**REQUIRED TASK**.
Reproduce the records below word for word, keeping every line in its original order.

**DATASET ROWS**.
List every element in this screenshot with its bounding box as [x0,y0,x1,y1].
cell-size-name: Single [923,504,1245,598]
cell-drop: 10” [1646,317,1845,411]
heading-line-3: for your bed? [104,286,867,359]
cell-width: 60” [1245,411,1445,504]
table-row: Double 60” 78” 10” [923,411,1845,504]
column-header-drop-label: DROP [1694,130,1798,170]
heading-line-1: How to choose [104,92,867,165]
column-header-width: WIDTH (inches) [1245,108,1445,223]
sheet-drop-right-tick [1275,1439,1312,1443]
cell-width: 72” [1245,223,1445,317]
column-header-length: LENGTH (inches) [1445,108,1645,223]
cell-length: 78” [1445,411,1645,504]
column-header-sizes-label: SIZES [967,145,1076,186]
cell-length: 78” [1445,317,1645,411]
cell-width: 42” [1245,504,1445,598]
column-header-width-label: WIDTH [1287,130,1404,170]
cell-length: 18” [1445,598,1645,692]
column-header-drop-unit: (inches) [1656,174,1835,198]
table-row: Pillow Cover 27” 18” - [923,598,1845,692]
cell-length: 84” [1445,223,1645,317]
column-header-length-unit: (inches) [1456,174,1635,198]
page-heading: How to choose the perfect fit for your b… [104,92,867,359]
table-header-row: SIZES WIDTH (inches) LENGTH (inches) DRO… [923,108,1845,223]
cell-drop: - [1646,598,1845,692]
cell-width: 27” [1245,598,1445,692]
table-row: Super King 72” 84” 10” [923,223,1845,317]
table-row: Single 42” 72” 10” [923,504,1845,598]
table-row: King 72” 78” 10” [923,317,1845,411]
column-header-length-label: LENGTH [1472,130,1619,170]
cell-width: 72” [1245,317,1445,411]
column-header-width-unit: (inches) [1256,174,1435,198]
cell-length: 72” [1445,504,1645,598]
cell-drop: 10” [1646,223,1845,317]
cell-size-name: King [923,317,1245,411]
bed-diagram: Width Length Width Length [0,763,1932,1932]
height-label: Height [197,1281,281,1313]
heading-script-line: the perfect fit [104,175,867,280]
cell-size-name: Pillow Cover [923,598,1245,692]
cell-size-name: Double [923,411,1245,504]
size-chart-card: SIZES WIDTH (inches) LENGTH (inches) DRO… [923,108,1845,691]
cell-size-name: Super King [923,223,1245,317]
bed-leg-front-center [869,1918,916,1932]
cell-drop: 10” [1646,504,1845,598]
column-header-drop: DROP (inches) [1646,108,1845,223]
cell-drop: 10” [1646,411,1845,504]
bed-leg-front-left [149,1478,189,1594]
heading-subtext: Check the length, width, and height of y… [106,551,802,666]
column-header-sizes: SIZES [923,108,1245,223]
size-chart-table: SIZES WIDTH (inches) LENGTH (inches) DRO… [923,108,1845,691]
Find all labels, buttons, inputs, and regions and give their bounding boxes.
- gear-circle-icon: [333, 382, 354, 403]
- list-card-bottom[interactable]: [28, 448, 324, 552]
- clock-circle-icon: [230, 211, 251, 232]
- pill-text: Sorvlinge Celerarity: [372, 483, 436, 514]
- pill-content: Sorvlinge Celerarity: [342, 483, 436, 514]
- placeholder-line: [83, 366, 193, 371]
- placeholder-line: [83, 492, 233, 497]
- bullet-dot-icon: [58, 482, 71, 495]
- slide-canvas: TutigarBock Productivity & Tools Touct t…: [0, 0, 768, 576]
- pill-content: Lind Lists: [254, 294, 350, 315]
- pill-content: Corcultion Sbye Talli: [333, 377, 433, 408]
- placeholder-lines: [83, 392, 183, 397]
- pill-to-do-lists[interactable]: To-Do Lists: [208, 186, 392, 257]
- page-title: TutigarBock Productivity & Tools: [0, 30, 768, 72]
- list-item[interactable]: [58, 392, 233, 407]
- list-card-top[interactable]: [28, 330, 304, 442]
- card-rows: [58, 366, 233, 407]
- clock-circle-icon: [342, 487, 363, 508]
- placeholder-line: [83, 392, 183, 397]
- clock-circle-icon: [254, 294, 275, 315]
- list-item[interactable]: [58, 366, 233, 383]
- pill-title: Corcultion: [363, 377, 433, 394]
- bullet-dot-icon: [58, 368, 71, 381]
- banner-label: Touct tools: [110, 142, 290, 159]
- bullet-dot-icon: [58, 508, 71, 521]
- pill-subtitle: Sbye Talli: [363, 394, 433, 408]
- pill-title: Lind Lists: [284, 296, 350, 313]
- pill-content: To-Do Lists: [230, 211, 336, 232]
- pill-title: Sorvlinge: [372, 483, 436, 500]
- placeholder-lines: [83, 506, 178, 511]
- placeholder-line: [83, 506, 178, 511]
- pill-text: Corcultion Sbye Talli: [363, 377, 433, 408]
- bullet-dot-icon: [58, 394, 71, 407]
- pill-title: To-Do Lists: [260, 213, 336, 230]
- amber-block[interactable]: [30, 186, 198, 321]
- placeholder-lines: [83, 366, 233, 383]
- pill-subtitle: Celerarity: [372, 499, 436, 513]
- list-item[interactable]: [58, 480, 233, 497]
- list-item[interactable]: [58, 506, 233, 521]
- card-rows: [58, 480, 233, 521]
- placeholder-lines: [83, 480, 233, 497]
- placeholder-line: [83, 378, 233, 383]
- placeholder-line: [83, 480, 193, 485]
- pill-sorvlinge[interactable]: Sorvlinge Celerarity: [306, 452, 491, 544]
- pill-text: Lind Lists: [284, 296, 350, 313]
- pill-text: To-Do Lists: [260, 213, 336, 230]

**COMPLETED EXERCISE**.
List every element in this screenshot with its bounding box as [x0,y0,x1,y1].
cell-size-name: Single [923,504,1245,598]
cell-drop: 10” [1646,317,1845,411]
heading-line-3: for your bed? [104,286,867,359]
cell-width: 60” [1245,411,1445,504]
table-row: Double 60” 78” 10” [923,411,1845,504]
column-header-drop-label: DROP [1694,130,1798,170]
heading-line-1: How to choose [104,92,867,165]
column-header-width: WIDTH (inches) [1245,108,1445,223]
sheet-drop-right-tick [1275,1439,1312,1443]
cell-width: 72” [1245,223,1445,317]
column-header-length: LENGTH (inches) [1445,108,1645,223]
cell-length: 78” [1445,411,1645,504]
column-header-sizes-label: SIZES [967,145,1076,186]
cell-length: 78” [1445,317,1645,411]
cell-width: 42” [1245,504,1445,598]
column-header-width-label: WIDTH [1287,130,1404,170]
cell-length: 18” [1445,598,1645,692]
column-header-drop-unit: (inches) [1656,174,1835,198]
table-row: Pillow Cover 27” 18” - [923,598,1845,692]
cell-length: 84” [1445,223,1645,317]
column-header-length-unit: (inches) [1456,174,1635,198]
page-heading: How to choose the perfect fit for your b… [104,92,867,359]
table-header-row: SIZES WIDTH (inches) LENGTH (inches) DRO… [923,108,1845,223]
cell-drop: - [1646,598,1845,692]
cell-width: 27” [1245,598,1445,692]
table-row: Super King 72” 84” 10” [923,223,1845,317]
table-row: Single 42” 72” 10” [923,504,1845,598]
table-row: King 72” 78” 10” [923,317,1845,411]
column-header-length-label: LENGTH [1472,130,1619,170]
cell-width: 72” [1245,317,1445,411]
column-header-width-unit: (inches) [1256,174,1435,198]
cell-length: 72” [1445,504,1645,598]
cell-drop: 10” [1646,223,1845,317]
cell-size-name: King [923,317,1245,411]
bed-diagram: Width Length Width Length [0,763,1932,1932]
height-label: Height [197,1281,281,1313]
heading-script-line: the perfect fit [104,175,867,280]
cell-size-name: Pillow Cover [923,598,1245,692]
cell-size-name: Double [923,411,1245,504]
size-chart-card: SIZES WIDTH (inches) LENGTH (inches) DRO… [923,108,1845,691]
cell-size-name: Super King [923,223,1245,317]
bed-leg-front-center [869,1918,916,1932]
cell-drop: 10” [1646,504,1845,598]
column-header-drop: DROP (inches) [1646,108,1845,223]
cell-drop: 10” [1646,411,1845,504]
bed-leg-front-left [149,1478,189,1594]
heading-subtext: Check the length, width, and height of y… [106,551,802,666]
column-header-sizes: SIZES [923,108,1245,223]
size-chart-table: SIZES WIDTH (inches) LENGTH (inches) DRO… [923,108,1845,691]
Find all labels, buttons, inputs, and regions and give their bounding boxes.
- gear-circle-icon: [333, 382, 354, 403]
- list-card-bottom[interactable]: [28, 448, 324, 552]
- clock-circle-icon: [230, 211, 251, 232]
- pill-text: Sorvlinge Celerarity: [372, 483, 436, 514]
- pill-content: Sorvlinge Celerarity: [342, 483, 436, 514]
- placeholder-line: [83, 366, 193, 371]
- placeholder-line: [83, 492, 233, 497]
- bullet-dot-icon: [58, 482, 71, 495]
- slide-canvas: TutigarBock Productivity & Tools Touct t…: [0, 0, 768, 576]
- pill-content: Lind Lists: [254, 294, 350, 315]
- pill-content: Corcultion Sbye Talli: [333, 377, 433, 408]
- placeholder-lines: [83, 392, 183, 397]
- pill-to-do-lists[interactable]: To-Do Lists: [208, 186, 392, 257]
- page-title: TutigarBock Productivity & Tools: [0, 30, 768, 72]
- list-item[interactable]: [58, 392, 233, 407]
- list-card-top[interactable]: [28, 330, 304, 442]
- card-rows: [58, 366, 233, 407]
- clock-circle-icon: [342, 487, 363, 508]
- placeholder-line: [83, 392, 183, 397]
- clock-circle-icon: [254, 294, 275, 315]
- list-item[interactable]: [58, 366, 233, 383]
- pill-title: Corcultion: [363, 377, 433, 394]
- bullet-dot-icon: [58, 368, 71, 381]
- banner-label: Touct tools: [110, 142, 290, 159]
- bullet-dot-icon: [58, 508, 71, 521]
- pill-subtitle: Sbye Talli: [363, 394, 433, 408]
- pill-title: Lind Lists: [284, 296, 350, 313]
- pill-content: To-Do Lists: [230, 211, 336, 232]
- pill-title: Sorvlinge: [372, 483, 436, 500]
- placeholder-lines: [83, 506, 178, 511]
- placeholder-line: [83, 506, 178, 511]
- pill-text: Corcultion Sbye Talli: [363, 377, 433, 408]
- bullet-dot-icon: [58, 394, 71, 407]
- pill-title: To-Do Lists: [260, 213, 336, 230]
- amber-block[interactable]: [30, 186, 198, 321]
- placeholder-lines: [83, 366, 233, 383]
- pill-subtitle: Celerarity: [372, 499, 436, 513]
- list-item[interactable]: [58, 480, 233, 497]
- list-item[interactable]: [58, 506, 233, 521]
- card-rows: [58, 480, 233, 521]
- placeholder-lines: [83, 480, 233, 497]
- placeholder-line: [83, 378, 233, 383]
- placeholder-line: [83, 480, 193, 485]
- pill-sorvlinge[interactable]: Sorvlinge Celerarity: [306, 452, 491, 544]
- pill-text: Lind Lists: [284, 296, 350, 313]
- pill-text: To-Do Lists: [260, 213, 336, 230]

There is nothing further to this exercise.